-- begin --

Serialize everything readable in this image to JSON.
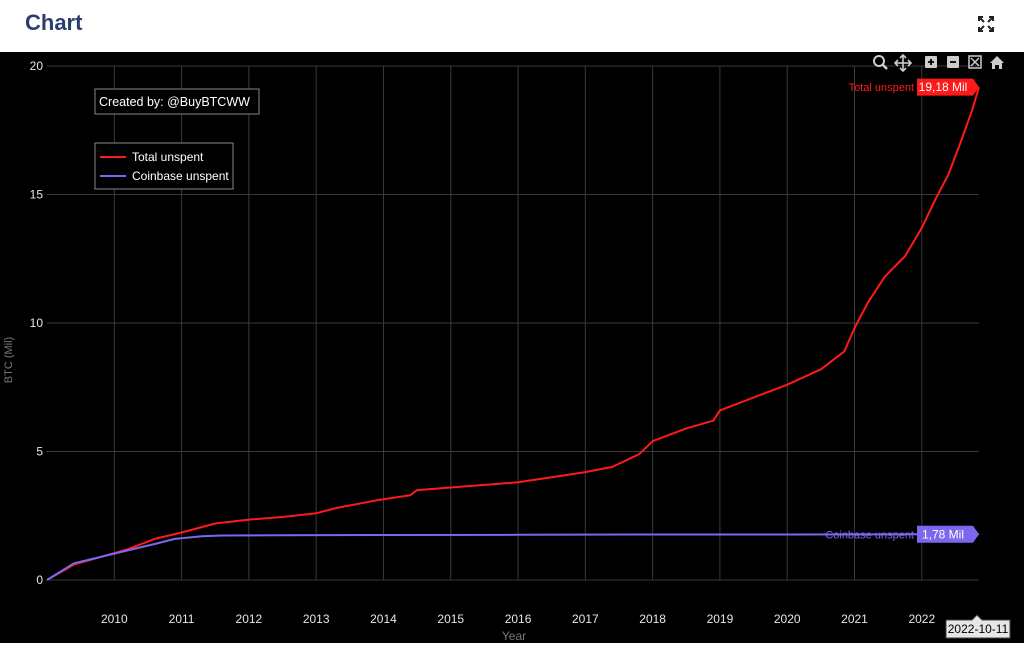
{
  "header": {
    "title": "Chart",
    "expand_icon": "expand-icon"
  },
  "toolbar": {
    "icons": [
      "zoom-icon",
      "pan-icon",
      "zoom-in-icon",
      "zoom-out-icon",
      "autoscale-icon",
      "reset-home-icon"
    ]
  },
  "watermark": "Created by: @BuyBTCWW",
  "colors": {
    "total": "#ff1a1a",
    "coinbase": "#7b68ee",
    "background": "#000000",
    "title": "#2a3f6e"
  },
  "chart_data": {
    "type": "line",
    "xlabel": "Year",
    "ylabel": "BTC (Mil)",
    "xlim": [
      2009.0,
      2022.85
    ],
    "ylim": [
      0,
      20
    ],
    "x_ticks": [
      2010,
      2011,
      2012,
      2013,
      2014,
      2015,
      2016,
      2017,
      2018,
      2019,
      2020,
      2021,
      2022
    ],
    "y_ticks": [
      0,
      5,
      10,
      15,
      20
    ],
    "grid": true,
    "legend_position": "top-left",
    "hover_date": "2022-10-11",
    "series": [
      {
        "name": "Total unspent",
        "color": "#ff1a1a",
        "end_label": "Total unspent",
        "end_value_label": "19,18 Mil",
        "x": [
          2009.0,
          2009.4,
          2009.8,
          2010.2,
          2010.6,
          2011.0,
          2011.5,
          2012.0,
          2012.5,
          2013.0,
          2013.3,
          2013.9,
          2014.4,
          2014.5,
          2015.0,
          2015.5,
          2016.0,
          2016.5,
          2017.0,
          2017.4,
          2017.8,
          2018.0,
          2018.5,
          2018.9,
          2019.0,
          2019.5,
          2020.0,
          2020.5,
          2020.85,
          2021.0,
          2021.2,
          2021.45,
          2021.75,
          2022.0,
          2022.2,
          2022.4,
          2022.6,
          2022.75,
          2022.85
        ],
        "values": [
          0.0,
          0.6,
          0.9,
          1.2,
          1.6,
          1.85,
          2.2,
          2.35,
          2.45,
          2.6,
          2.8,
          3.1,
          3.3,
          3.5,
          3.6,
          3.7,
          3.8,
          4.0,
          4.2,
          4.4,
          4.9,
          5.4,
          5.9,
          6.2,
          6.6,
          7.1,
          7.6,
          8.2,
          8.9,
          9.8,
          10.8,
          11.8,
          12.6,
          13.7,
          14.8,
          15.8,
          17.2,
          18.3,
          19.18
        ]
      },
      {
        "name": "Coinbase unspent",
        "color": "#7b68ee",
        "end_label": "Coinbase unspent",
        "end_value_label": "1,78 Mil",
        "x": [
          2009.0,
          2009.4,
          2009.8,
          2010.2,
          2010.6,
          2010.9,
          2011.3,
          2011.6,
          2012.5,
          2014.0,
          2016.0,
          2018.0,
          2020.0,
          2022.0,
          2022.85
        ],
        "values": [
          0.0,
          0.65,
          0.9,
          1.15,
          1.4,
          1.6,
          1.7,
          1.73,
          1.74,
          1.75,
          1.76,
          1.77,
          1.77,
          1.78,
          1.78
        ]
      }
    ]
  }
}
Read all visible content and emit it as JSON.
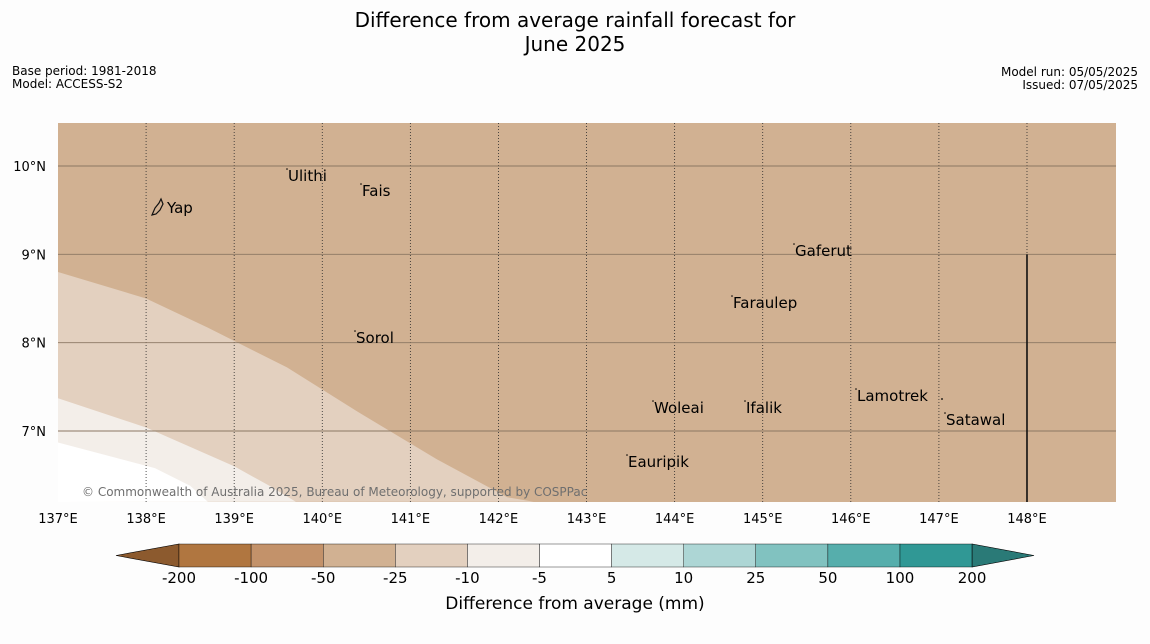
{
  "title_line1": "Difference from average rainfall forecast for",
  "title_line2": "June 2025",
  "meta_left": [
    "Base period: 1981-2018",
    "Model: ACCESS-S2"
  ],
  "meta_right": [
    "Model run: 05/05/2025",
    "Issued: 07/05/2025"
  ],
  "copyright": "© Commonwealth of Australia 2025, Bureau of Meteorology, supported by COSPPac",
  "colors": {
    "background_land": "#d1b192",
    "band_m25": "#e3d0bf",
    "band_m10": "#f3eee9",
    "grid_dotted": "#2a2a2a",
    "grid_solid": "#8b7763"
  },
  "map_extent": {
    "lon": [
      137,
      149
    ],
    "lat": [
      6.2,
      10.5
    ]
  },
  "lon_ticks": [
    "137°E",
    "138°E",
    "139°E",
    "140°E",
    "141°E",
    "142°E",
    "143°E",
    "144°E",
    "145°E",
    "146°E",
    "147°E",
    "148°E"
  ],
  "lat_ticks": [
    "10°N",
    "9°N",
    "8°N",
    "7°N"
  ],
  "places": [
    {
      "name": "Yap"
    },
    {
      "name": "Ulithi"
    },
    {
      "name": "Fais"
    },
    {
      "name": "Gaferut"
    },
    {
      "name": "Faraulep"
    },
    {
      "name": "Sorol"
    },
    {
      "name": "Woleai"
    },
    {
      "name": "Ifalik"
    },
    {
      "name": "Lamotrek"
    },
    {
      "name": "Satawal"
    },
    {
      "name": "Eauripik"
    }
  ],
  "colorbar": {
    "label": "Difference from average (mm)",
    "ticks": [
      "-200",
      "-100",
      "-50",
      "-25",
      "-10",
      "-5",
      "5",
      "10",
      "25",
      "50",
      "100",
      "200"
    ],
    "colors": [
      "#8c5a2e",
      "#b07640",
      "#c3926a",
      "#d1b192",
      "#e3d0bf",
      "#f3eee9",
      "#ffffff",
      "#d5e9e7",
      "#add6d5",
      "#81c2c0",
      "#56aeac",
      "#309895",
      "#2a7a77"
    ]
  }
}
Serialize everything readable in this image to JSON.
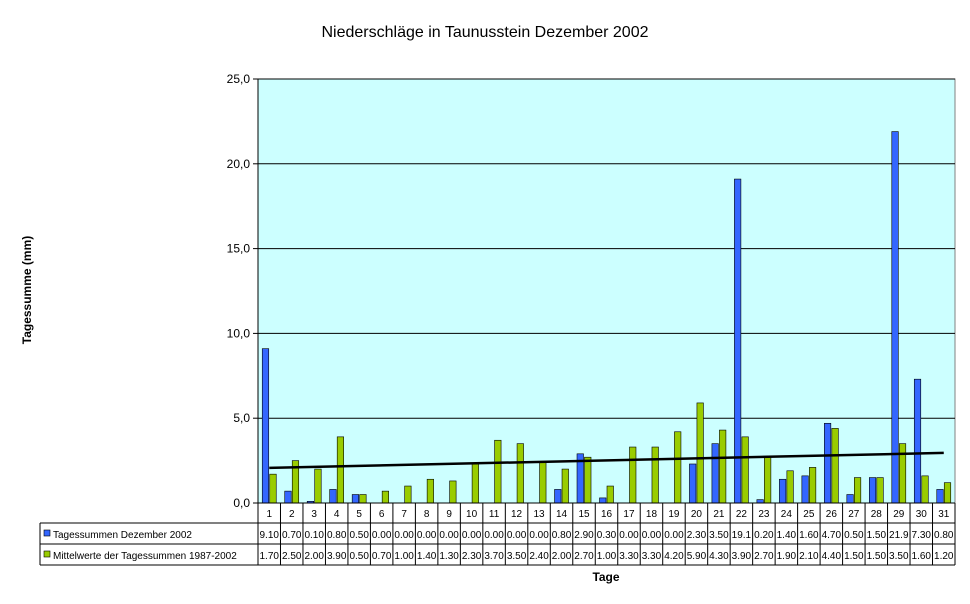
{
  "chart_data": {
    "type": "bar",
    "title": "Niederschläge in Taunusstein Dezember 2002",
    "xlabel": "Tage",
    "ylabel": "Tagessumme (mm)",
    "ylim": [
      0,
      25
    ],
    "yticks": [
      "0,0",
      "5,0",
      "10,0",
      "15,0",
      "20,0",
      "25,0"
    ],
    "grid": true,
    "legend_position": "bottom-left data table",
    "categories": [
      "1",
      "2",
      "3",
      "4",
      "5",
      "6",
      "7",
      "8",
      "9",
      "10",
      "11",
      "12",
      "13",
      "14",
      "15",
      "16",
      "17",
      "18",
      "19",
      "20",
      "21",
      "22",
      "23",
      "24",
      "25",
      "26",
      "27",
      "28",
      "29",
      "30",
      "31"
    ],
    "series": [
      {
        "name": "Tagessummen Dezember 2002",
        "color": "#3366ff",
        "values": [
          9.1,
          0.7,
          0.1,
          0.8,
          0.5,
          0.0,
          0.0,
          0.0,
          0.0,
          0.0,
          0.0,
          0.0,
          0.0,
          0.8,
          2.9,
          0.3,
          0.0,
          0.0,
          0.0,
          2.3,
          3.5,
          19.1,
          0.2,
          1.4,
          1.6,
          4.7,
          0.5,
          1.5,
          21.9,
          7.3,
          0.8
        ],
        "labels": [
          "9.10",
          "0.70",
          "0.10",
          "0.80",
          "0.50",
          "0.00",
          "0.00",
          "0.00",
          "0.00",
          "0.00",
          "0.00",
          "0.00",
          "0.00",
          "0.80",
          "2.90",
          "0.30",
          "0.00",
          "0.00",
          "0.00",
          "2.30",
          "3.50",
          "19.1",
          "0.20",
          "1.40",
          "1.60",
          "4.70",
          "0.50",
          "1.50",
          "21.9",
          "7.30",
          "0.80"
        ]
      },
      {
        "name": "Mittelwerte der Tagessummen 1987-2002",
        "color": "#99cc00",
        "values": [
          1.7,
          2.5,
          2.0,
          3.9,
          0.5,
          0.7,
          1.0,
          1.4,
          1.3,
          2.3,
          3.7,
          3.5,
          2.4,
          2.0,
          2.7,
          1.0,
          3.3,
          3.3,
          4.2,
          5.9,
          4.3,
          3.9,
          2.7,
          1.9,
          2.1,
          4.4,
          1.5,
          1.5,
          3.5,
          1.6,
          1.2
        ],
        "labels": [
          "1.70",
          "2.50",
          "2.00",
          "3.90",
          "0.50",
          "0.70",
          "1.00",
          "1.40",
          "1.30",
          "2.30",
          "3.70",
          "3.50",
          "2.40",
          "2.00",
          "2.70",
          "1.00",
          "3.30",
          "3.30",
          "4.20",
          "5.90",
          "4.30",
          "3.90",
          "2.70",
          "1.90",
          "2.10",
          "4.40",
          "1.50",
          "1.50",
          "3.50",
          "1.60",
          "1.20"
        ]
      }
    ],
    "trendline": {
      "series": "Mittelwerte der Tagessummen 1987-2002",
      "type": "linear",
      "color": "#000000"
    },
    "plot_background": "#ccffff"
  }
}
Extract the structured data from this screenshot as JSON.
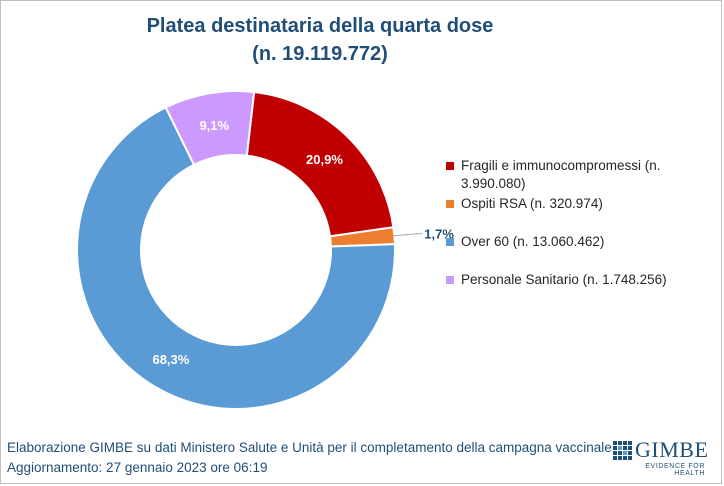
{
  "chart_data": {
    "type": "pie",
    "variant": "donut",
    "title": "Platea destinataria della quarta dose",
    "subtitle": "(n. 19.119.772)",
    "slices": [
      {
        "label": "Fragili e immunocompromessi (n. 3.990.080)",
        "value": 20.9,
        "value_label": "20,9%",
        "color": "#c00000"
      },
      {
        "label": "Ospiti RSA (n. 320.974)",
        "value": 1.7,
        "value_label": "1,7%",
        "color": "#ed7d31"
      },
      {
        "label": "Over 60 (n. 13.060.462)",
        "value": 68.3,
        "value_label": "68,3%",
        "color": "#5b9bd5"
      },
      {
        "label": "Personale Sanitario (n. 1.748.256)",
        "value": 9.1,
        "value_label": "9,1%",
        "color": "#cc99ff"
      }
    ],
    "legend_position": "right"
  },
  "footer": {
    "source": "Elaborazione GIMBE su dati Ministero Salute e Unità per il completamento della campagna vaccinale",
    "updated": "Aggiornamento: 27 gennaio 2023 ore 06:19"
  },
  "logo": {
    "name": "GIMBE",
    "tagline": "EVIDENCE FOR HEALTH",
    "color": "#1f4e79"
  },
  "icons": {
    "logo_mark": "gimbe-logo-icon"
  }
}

-- end --

● STATED PROBLEM: Count how many lines of the data include the word "unspent". Your reply should be that number alone.

● WRITTEN REPLY: 4